Input records:
________________

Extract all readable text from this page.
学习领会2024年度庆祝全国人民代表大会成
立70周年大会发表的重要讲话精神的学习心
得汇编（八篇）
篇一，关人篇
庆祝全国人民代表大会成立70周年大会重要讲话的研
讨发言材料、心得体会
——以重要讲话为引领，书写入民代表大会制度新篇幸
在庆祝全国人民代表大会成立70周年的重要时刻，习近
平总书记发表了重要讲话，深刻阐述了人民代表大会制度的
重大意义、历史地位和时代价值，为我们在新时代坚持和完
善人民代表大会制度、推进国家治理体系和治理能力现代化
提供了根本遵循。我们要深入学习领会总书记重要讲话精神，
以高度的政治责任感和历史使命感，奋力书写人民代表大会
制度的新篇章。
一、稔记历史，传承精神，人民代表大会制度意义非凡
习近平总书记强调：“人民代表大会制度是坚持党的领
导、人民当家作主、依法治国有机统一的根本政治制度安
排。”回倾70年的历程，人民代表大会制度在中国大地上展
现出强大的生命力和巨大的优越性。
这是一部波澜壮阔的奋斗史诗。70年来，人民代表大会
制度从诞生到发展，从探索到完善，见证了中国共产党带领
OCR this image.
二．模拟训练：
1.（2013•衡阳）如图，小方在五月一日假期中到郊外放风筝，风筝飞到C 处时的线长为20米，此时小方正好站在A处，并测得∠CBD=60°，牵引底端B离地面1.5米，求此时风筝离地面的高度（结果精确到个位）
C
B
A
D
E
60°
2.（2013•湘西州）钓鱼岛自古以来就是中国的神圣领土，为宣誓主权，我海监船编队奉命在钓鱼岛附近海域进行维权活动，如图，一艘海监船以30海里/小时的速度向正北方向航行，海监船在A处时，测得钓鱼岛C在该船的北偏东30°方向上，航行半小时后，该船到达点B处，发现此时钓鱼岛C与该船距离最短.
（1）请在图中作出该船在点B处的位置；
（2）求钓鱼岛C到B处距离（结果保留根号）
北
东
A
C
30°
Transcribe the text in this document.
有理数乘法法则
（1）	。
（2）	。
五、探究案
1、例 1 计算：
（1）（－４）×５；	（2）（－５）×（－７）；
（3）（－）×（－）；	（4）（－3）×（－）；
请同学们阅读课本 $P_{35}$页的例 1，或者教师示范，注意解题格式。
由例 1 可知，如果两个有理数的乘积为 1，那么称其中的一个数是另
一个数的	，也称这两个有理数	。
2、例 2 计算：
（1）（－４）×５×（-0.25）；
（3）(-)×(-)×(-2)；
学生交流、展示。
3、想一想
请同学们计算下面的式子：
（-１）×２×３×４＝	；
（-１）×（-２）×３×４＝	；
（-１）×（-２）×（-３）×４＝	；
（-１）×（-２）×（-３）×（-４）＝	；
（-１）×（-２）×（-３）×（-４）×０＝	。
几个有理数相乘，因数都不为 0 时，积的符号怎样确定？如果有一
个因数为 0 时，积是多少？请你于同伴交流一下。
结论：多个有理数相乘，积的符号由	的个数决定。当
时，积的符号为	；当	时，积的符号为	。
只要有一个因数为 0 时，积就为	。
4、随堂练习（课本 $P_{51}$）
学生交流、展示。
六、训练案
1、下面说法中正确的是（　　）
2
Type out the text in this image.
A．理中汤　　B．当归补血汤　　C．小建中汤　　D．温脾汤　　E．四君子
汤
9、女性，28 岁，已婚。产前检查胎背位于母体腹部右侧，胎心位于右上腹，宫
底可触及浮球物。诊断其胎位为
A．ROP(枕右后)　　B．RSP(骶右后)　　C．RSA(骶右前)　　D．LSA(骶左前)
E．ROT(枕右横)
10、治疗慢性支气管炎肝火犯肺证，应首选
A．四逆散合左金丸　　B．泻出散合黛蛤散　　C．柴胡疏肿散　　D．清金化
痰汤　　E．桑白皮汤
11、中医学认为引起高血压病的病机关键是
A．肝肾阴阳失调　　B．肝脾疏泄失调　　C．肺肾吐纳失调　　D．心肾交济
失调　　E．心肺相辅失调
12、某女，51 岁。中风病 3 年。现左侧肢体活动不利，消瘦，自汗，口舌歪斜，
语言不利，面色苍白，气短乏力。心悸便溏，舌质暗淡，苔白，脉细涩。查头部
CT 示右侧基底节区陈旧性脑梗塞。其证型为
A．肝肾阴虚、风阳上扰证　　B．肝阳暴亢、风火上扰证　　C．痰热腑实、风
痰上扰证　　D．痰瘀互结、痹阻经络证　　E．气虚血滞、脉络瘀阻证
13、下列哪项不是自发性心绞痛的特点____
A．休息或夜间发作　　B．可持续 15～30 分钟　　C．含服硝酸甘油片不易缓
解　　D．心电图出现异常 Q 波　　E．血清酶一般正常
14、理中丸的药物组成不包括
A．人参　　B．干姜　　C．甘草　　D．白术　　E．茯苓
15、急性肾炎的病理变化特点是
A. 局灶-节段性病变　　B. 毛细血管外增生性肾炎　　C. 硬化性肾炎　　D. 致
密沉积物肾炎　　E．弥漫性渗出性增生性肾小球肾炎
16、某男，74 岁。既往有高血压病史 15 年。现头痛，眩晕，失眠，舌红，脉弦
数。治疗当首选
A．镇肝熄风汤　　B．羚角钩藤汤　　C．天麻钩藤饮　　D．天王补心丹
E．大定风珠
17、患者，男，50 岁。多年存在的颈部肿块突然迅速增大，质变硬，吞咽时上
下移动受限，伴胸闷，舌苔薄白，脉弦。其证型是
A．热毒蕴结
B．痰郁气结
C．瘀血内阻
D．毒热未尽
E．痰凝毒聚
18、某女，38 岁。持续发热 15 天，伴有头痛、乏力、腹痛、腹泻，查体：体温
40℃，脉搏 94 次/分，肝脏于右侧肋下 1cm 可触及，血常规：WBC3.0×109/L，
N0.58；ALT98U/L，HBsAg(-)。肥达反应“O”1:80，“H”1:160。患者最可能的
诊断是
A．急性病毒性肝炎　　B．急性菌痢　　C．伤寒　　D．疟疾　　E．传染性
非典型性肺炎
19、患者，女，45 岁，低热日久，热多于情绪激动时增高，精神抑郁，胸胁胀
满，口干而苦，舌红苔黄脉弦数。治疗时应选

________________

Work to be completed: Quote exactly and only the lines from the one holding "Type out the text in this image." through the end of the data.

Exercise result:
Type out the text in this image.
A．理中汤　　B．当归补血汤　　C．小建中汤　　D．温脾汤　　E．四君子
汤
9、女性，28 岁，已婚。产前检查胎背位于母体腹部右侧，胎心位于右上腹，宫
底可触及浮球物。诊断其胎位为
A．ROP(枕右后)　　B．RSP(骶右后)　　C．RSA(骶右前)　　D．LSA(骶左前)
E．ROT(枕右横)
10、治疗慢性支气管炎肝火犯肺证，应首选
A．四逆散合左金丸　　B．泻出散合黛蛤散　　C．柴胡疏肿散　　D．清金化
痰汤　　E．桑白皮汤
11、中医学认为引起高血压病的病机关键是
A．肝肾阴阳失调　　B．肝脾疏泄失调　　C．肺肾吐纳失调　　D．心肾交济
失调　　E．心肺相辅失调
12、某女，51 岁。中风病 3 年。现左侧肢体活动不利，消瘦，自汗，口舌歪斜，
语言不利，面色苍白，气短乏力。心悸便溏，舌质暗淡，苔白，脉细涩。查头部
CT 示右侧基底节区陈旧性脑梗塞。其证型为
A．肝肾阴虚、风阳上扰证　　B．肝阳暴亢、风火上扰证　　C．痰热腑实、风
痰上扰证　　D．痰瘀互结、痹阻经络证　　E．气虚血滞、脉络瘀阻证
13、下列哪项不是自发性心绞痛的特点____
A．休息或夜间发作　　B．可持续 15～30 分钟　　C．含服硝酸甘油片不易缓
解　　D．心电图出现异常 Q 波　　E．血清酶一般正常
14、理中丸的药物组成不包括
A．人参　　B．干姜　　C．甘草　　D．白术　　E．茯苓
15、急性肾炎的病理变化特点是
A. 局灶-节段性病变　　B. 毛细血管外增生性肾炎　　C. 硬化性肾炎　　D. 致
密沉积物肾炎　　E．弥漫性渗出性增生性肾小球肾炎
16、某男，74 岁。既往有高血压病史 15 年。现头痛，眩晕，失眠，舌红，脉弦
数。治疗当首选
A．镇肝熄风汤　　B．羚角钩藤汤　　C．天麻钩藤饮　　D．天王补心丹
E．大定风珠
17、患者，男，50 岁。多年存在的颈部肿块突然迅速增大，质变硬，吞咽时上
下移动受限，伴胸闷，舌苔薄白，脉弦。其证型是
A．热毒蕴结
B．痰郁气结
C．瘀血内阻
D．毒热未尽
E．痰凝毒聚
18、某女，38 岁。持续发热 15 天，伴有头痛、乏力、腹痛、腹泻，查体：体温
40℃，脉搏 94 次/分，肝脏于右侧肋下 1cm 可触及，血常规：WBC3.0×109/L，
N0.58；ALT98U/L，HBsAg(-)。肥达反应“O”1:80，“H”1:160。患者最可能的
诊断是
A．急性病毒性肝炎　　B．急性菌痢　　C．伤寒　　D．疟疾　　E．传染性
非典型性肺炎
19、患者，女，45 岁，低热日久，热多于情绪激动时增高，精神抑郁，胸胁胀
满，口干而苦，舌红苔黄脉弦数。治疗时应选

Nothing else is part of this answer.